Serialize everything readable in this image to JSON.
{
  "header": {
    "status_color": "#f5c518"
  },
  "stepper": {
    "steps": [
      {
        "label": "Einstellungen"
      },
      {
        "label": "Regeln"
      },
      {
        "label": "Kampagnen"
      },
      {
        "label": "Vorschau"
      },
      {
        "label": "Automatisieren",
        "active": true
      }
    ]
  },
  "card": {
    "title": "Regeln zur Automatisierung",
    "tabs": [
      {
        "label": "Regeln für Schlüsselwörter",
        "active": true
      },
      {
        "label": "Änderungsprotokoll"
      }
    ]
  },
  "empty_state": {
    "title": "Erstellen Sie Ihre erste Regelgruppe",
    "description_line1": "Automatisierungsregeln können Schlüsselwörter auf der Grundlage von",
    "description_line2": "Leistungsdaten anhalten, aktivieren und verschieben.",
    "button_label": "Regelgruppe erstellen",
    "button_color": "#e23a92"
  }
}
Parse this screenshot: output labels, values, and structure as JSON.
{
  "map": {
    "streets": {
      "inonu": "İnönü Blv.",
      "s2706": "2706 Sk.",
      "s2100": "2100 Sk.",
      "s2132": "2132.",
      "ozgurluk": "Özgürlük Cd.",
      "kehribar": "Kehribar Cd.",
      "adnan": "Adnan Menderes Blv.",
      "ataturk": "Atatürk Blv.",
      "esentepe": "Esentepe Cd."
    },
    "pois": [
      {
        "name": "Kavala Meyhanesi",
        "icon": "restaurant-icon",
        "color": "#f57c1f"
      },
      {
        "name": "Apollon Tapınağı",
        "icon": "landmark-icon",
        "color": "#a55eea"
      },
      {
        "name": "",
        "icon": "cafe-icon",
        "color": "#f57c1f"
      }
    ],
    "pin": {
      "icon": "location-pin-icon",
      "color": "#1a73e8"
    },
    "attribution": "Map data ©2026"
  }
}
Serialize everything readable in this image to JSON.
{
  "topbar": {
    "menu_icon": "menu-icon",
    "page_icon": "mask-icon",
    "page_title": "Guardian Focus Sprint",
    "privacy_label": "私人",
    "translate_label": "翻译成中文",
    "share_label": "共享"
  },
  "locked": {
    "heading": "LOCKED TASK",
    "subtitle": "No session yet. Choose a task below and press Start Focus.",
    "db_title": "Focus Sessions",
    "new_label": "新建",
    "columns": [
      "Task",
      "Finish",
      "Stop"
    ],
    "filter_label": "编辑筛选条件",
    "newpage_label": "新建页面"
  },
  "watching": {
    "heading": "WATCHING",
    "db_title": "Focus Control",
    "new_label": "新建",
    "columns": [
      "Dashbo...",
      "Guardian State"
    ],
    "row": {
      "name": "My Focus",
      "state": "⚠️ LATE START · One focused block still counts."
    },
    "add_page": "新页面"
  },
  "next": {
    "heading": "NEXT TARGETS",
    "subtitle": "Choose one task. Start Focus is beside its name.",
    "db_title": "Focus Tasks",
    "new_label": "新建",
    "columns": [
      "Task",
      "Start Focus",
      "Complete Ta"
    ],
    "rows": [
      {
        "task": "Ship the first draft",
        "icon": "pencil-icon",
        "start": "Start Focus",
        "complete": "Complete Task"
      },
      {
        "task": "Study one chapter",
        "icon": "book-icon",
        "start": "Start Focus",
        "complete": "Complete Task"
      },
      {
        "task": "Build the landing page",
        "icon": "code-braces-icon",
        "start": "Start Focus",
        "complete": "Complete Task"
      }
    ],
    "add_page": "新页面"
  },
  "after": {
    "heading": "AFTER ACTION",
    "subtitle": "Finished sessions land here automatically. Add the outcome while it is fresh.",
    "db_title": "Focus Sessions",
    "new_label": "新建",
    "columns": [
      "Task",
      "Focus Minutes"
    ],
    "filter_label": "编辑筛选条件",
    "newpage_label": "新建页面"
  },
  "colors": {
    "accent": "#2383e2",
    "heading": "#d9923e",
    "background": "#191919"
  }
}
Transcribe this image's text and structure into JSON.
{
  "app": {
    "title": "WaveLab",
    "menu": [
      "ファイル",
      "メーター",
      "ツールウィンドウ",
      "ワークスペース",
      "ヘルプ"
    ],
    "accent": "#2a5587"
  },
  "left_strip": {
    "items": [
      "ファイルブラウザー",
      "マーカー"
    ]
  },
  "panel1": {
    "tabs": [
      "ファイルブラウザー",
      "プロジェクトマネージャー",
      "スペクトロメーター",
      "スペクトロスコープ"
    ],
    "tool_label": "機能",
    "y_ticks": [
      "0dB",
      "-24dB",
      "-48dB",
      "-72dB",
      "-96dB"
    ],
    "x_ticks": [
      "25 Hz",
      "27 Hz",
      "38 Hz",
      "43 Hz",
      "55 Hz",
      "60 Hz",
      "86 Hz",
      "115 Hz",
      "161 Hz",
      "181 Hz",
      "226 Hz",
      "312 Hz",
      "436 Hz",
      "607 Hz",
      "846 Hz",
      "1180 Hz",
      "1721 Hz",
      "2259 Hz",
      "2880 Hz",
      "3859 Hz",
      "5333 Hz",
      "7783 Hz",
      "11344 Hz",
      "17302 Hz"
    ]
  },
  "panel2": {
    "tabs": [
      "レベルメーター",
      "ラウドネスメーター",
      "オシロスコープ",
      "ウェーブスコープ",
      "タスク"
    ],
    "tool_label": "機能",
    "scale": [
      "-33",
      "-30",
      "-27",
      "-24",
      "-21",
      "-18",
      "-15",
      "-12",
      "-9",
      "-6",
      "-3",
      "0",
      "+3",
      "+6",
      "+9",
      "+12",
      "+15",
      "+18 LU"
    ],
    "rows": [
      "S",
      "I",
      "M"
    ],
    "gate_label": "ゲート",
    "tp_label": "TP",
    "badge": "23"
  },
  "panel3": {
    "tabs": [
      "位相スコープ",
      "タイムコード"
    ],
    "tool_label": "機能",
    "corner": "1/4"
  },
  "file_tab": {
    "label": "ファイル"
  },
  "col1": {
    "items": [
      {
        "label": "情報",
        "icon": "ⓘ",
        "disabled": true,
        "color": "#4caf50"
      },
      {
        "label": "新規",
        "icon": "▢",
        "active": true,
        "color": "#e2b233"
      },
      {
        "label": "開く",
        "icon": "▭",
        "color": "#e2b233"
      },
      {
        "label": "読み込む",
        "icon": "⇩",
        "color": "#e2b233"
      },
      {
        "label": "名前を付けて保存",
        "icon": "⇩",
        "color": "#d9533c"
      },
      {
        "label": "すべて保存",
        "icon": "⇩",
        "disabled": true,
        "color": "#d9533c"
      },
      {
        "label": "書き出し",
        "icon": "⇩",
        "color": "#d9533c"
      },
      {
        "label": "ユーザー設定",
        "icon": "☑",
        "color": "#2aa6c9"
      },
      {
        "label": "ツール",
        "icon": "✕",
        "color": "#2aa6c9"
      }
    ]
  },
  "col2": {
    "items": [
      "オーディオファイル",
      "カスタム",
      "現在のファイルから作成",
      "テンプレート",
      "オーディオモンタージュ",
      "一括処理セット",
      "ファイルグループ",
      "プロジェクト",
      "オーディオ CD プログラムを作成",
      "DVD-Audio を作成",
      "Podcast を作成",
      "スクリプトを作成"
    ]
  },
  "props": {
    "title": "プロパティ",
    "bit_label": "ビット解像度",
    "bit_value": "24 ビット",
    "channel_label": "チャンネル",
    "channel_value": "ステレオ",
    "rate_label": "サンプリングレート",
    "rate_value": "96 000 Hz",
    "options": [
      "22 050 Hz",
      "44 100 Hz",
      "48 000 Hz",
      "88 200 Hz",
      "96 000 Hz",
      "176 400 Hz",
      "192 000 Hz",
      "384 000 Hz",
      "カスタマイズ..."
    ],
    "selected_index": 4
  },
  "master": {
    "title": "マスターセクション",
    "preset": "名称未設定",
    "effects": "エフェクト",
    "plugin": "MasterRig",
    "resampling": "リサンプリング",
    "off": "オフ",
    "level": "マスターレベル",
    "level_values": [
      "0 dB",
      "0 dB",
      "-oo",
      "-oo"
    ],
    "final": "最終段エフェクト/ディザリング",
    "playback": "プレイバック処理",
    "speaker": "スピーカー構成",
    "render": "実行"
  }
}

□ □ □

§ **WRITTEN EXERCISE**: Identify each line in the records above that contains the word "JSON", and copy it out in full.

§ **RESULT OF THIS TASK**:
Serialize everything readable in this image to JSON.
Parse this screenshot: output labels, values, and structure as JSON.
Serialize everything readable in this image to JSON.
Transcribe this image's text and structure into JSON.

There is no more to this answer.